Given records:
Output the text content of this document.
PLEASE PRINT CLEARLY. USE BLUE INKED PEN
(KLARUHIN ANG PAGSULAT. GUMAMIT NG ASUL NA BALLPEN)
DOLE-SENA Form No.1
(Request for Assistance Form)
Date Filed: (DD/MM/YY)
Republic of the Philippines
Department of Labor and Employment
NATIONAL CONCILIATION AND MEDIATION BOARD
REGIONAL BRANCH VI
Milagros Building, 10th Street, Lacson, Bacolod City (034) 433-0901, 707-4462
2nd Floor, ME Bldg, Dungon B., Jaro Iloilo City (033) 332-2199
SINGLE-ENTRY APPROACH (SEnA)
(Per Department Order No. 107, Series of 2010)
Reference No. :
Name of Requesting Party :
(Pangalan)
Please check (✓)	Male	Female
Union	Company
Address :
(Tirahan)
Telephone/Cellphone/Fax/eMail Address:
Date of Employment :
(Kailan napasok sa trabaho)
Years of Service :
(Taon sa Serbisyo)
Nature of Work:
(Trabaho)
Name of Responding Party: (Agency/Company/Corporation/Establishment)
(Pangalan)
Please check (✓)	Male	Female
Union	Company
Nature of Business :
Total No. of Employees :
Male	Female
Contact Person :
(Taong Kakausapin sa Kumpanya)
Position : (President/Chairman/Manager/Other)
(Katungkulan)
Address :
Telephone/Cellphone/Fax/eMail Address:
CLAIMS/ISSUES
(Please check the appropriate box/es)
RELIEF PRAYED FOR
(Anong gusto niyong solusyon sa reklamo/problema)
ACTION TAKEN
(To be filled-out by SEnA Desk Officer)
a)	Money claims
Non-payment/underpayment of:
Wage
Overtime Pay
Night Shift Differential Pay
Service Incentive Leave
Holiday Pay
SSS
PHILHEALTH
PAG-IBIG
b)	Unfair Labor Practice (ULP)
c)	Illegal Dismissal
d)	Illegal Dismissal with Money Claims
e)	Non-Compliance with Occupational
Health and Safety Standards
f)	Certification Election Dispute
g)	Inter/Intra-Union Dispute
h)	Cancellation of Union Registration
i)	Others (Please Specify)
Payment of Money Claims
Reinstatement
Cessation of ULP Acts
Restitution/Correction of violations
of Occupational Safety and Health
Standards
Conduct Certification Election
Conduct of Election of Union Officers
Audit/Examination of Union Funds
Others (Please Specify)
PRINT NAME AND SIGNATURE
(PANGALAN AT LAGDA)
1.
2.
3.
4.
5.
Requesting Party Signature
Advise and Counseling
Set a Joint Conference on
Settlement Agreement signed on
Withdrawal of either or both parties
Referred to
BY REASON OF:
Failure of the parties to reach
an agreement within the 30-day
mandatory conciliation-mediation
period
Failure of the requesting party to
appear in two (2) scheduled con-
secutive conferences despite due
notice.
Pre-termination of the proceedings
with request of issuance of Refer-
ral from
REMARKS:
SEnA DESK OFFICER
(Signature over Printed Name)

Your instructions:
Reproduce the data in its entirety, matching each character.

Output for this exercise:
Output the text content of this document.
PLEASE PRINT CLEARLY. USE BLUE INKED PEN
(KLARUHIN ANG PAGSULAT. GUMAMIT NG ASUL NA BALLPEN)
DOLE-SENA Form No.1
(Request for Assistance Form)
Date Filed: (DD/MM/YY)
Republic of the Philippines
Department of Labor and Employment
NATIONAL CONCILIATION AND MEDIATION BOARD
REGIONAL BRANCH VI
Milagros Building, 10th Street, Lacson, Bacolod City (034) 433-0901, 707-4462
2nd Floor, ME Bldg, Dungon B., Jaro Iloilo City (033) 332-2199
SINGLE-ENTRY APPROACH (SEnA)
(Per Department Order No. 107, Series of 2010)
Reference No. :
Name of Requesting Party :
(Pangalan)
Please check (✓)	Male	Female
Union	Company
Address :
(Tirahan)
Telephone/Cellphone/Fax/eMail Address:
Date of Employment :
(Kailan napasok sa trabaho)
Years of Service :
(Taon sa Serbisyo)
Nature of Work:
(Trabaho)
Name of Responding Party: (Agency/Company/Corporation/Establishment)
(Pangalan)
Please check (✓)	Male	Female
Union	Company
Nature of Business :
Total No. of Employees :
Male	Female
Contact Person :
(Taong Kakausapin sa Kumpanya)
Position : (President/Chairman/Manager/Other)
(Katungkulan)
Address :
Telephone/Cellphone/Fax/eMail Address:
CLAIMS/ISSUES
(Please check the appropriate box/es)
RELIEF PRAYED FOR
(Anong gusto niyong solusyon sa reklamo/problema)
ACTION TAKEN
(To be filled-out by SEnA Desk Officer)
a)	Money claims
Non-payment/underpayment of:
Wage
Overtime Pay
Night Shift Differential Pay
Service Incentive Leave
Holiday Pay
SSS
PHILHEALTH
PAG-IBIG
b)	Unfair Labor Practice (ULP)
c)	Illegal Dismissal
d)	Illegal Dismissal with Money Claims
e)	Non-Compliance with Occupational
Health and Safety Standards
f)	Certification Election Dispute
g)	Inter/Intra-Union Dispute
h)	Cancellation of Union Registration
i)	Others (Please Specify)
Payment of Money Claims
Reinstatement
Cessation of ULP Acts
Restitution/Correction of violations
of Occupational Safety and Health
Standards
Conduct Certification Election
Conduct of Election of Union Officers
Audit/Examination of Union Funds
Others (Please Specify)
PRINT NAME AND SIGNATURE
(PANGALAN AT LAGDA)
1.
2.
3.
4.
5.
Requesting Party Signature
Advise and Counseling
Set a Joint Conference on
Settlement Agreement signed on
Withdrawal of either or both parties
Referred to
BY REASON OF:
Failure of the parties to reach
an agreement within the 30-day
mandatory conciliation-mediation
period
Failure of the requesting party to
appear in two (2) scheduled con-
secutive conferences despite due
notice.
Pre-termination of the proceedings
with request of issuance of Refer-
ral from
REMARKS:
SEnA DESK OFFICER
(Signature over Printed Name)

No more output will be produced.